(Dataset rows about figures)
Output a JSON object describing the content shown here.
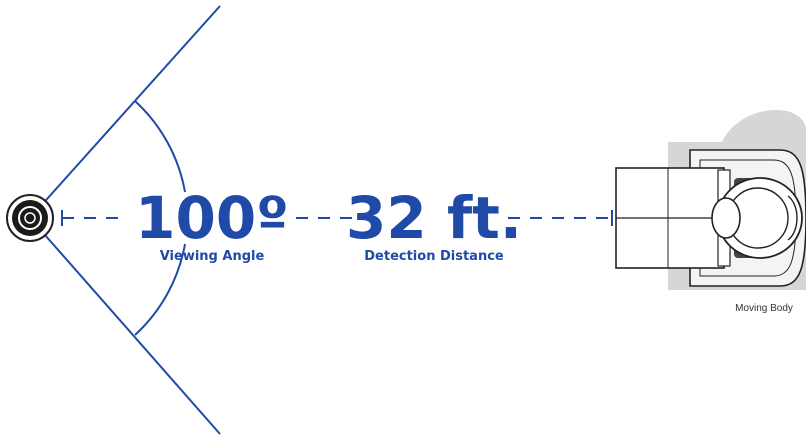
{
  "angle": {
    "value": "100º",
    "label": "Viewing Angle"
  },
  "distance": {
    "value": "32 ft.",
    "label": "Detection Distance"
  },
  "body_label": "Moving Body",
  "colors": {
    "accent": "#1f4aa8",
    "silhouette": "#d6d6d6",
    "outline": "#222222"
  },
  "icons": {
    "sensor": "motion-sensor-icon",
    "person": "person-topdown-icon"
  }
}
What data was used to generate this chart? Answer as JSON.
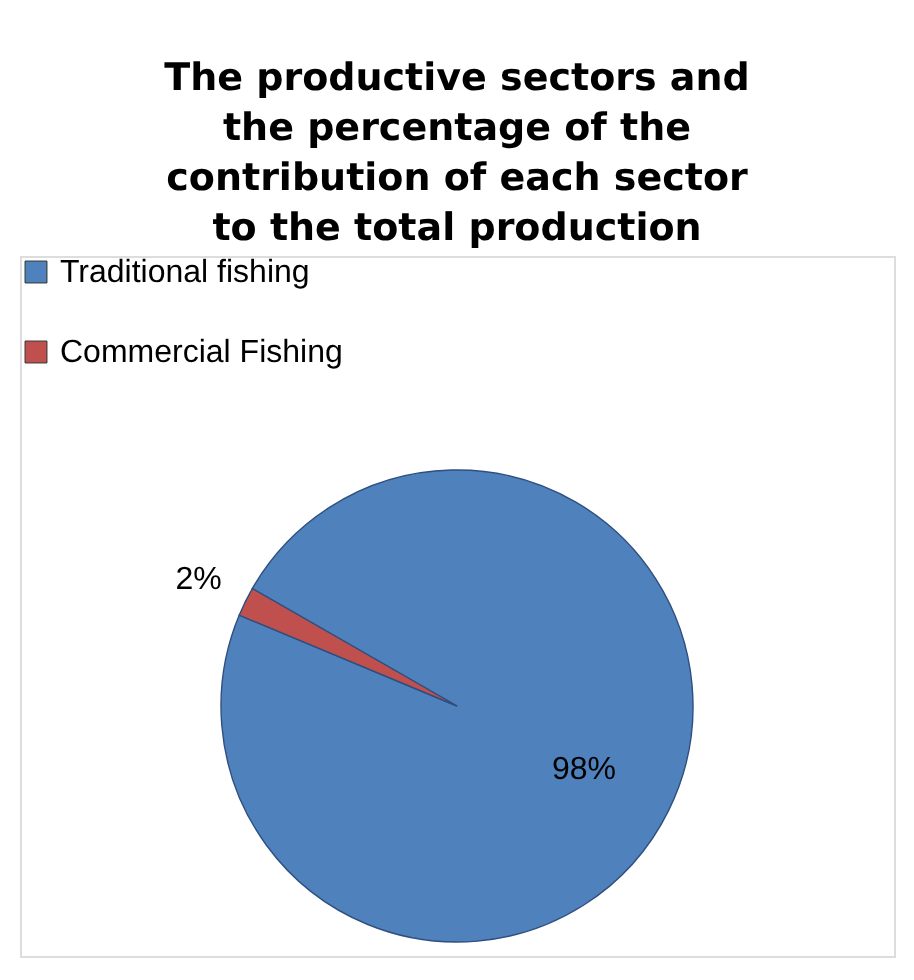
{
  "chart_data": {
    "type": "pie",
    "title": "The productive sectors and the percentage of the contribution of each sector to the total production",
    "categories": [
      "Traditional fishing",
      "Commercial Fishing"
    ],
    "values": [
      98,
      2
    ],
    "colors": [
      "#4f81bd",
      "#c0504d"
    ],
    "value_labels": [
      "98%",
      "2%"
    ],
    "legend": "top left"
  }
}
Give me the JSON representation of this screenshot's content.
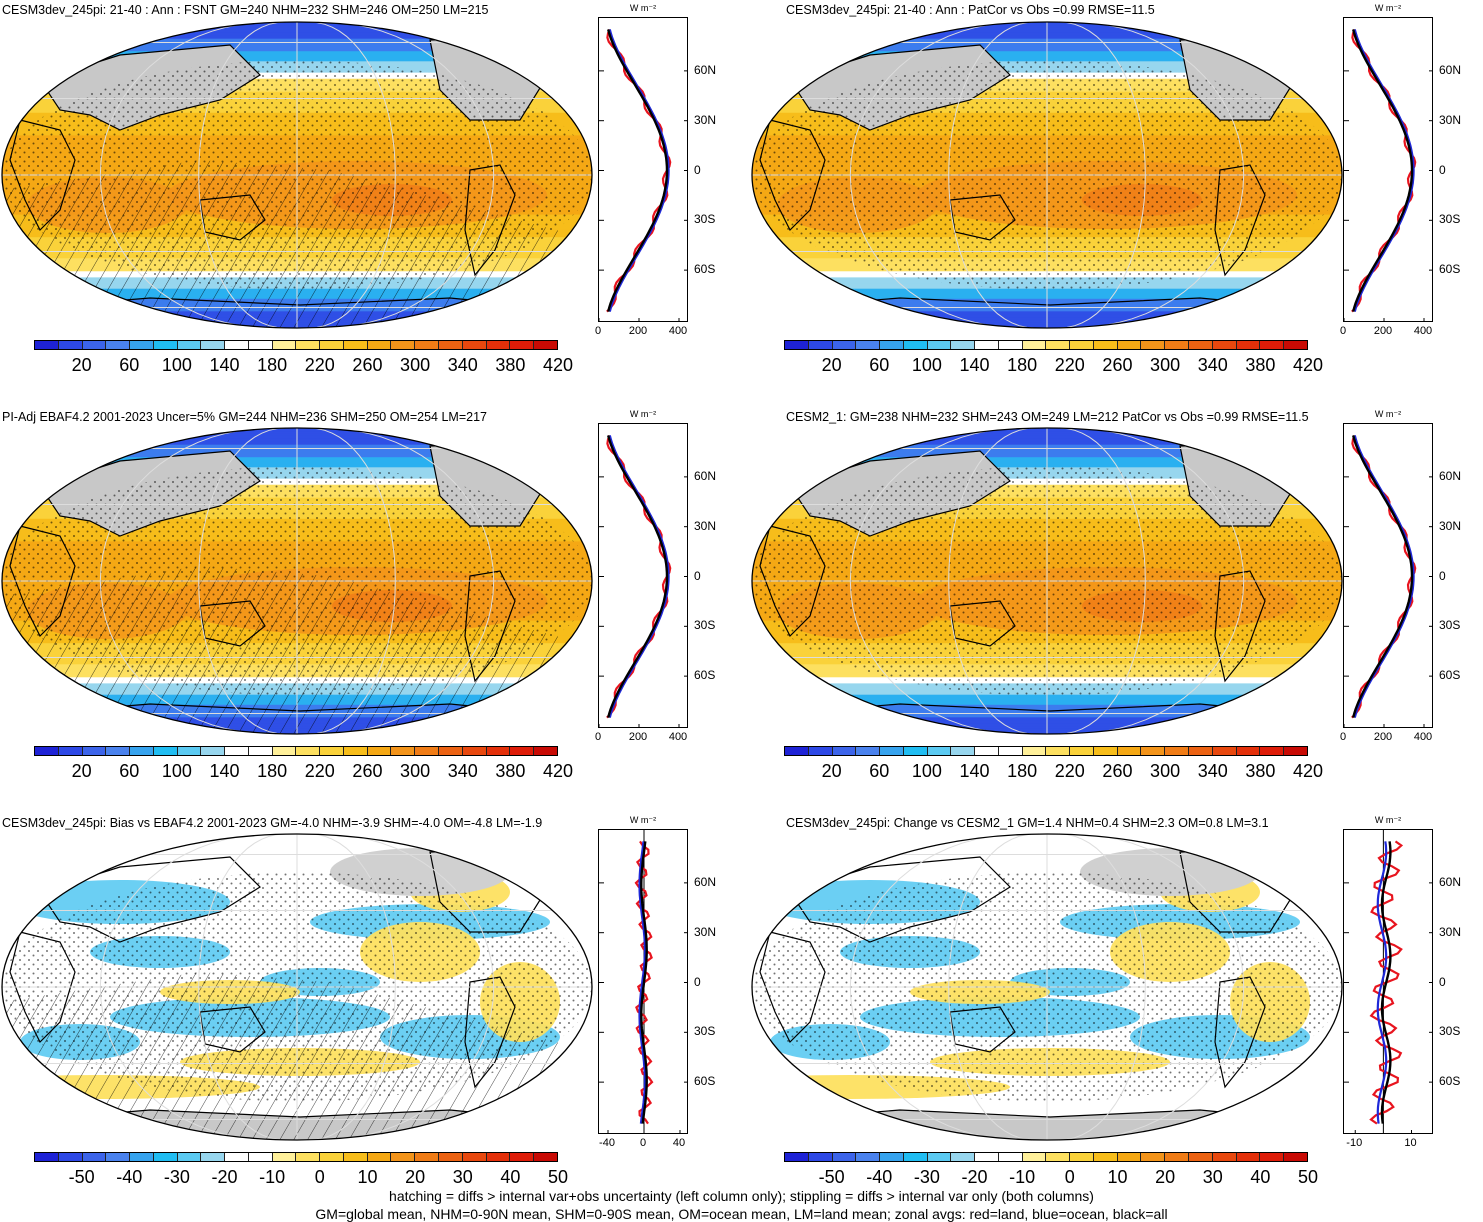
{
  "panels": [
    {
      "title": "CESM3dev_245pi: 21-40 : Ann : FSNT GM=240 NHM=232 SHM=246 OM=250 LM=215",
      "kind": "abs",
      "hatch": true
    },
    {
      "title": "CESM3dev_245pi: 21-40 : Ann : PatCor vs Obs =0.99 RMSE=11.5",
      "kind": "abs",
      "hatch": false
    },
    {
      "title": "PI-Adj EBAF4.2 2001-2023 Uncer=5% GM=244 NHM=236 SHM=250 OM=254 LM=217",
      "kind": "abs",
      "hatch": true
    },
    {
      "title": "CESM2_1: GM=238 NHM=232 SHM=243 OM=249 LM=212 PatCor vs Obs =0.99 RMSE=11.5",
      "kind": "abs",
      "hatch": false
    },
    {
      "title": "CESM3dev_245pi: Bias vs EBAF4.2 2001-2023 GM=-4.0 NHM=-3.9 SHM=-4.0 OM=-4.8 LM=-1.9",
      "kind": "diff",
      "hatch": true
    },
    {
      "title": "CESM3dev_245pi: Change vs CESM2_1 GM=1.4 NHM=0.4 SHM=2.3 OM=0.8 LM=3.1",
      "kind": "diff",
      "hatch": false
    }
  ],
  "colorbars": {
    "abs": {
      "labels": [
        "20",
        "60",
        "100",
        "140",
        "180",
        "220",
        "260",
        "300",
        "340",
        "380",
        "420"
      ],
      "colors": [
        "#1e22d6",
        "#2d48e6",
        "#3c64ea",
        "#4a82ee",
        "#36a3ee",
        "#20bdf2",
        "#5bcaf2",
        "#97d6ee",
        "#ffffff",
        "#ffffff",
        "#fff09a",
        "#fde060",
        "#fad23a",
        "#f7bd1a",
        "#f5a814",
        "#f3941a",
        "#f07c16",
        "#ec6212",
        "#e8480e",
        "#e4300a",
        "#de1c08",
        "#c80a04"
      ]
    },
    "diff": {
      "labels": [
        "-50",
        "-40",
        "-30",
        "-20",
        "-10",
        "0",
        "10",
        "20",
        "30",
        "40",
        "50"
      ],
      "colors": [
        "#1e22d6",
        "#2d48e6",
        "#3c64ea",
        "#4a82ee",
        "#36a3ee",
        "#20bdf2",
        "#5bcaf2",
        "#97d6ee",
        "#ffffff",
        "#ffffff",
        "#fff09a",
        "#fde060",
        "#fad23a",
        "#f7bd1a",
        "#f5a814",
        "#f3941a",
        "#f07c16",
        "#ec6212",
        "#e8480e",
        "#e4300a",
        "#de1c08",
        "#c80a04"
      ]
    }
  },
  "zonal": {
    "unit": "W m⁻²",
    "lat_ticks": [
      "60N",
      "30N",
      "0",
      "30S",
      "60S"
    ],
    "abs_x_ticks": [
      "0",
      "200",
      "400"
    ],
    "bias_x_ticks": [
      "-40",
      "0",
      "40"
    ],
    "change_x_ticks": [
      "-10",
      "10"
    ],
    "legend_colors": {
      "land": "#e8141e",
      "ocean": "#1e28d8",
      "all": "#000000"
    }
  },
  "footer": {
    "line1": "hatching = diffs > internal var+obs uncertainty (left column only); stippling = diffs > internal var only (both columns)",
    "line2": "GM=global mean, NHM=0-90N mean, SHM=0-90S mean, OM=ocean mean, LM=land mean; zonal avgs: red=land, blue=ocean, black=all"
  }
}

• **Your objective**
Return every line containing "land".

• **Answer to this exercise**
      "land": "#e8141e",
    "line2": "GM=global mean, NHM=0-90N mean, SHM=0-90S mean, OM=ocean mean, LM=land mean; zonal avgs: red=land, blue=ocean, black=all"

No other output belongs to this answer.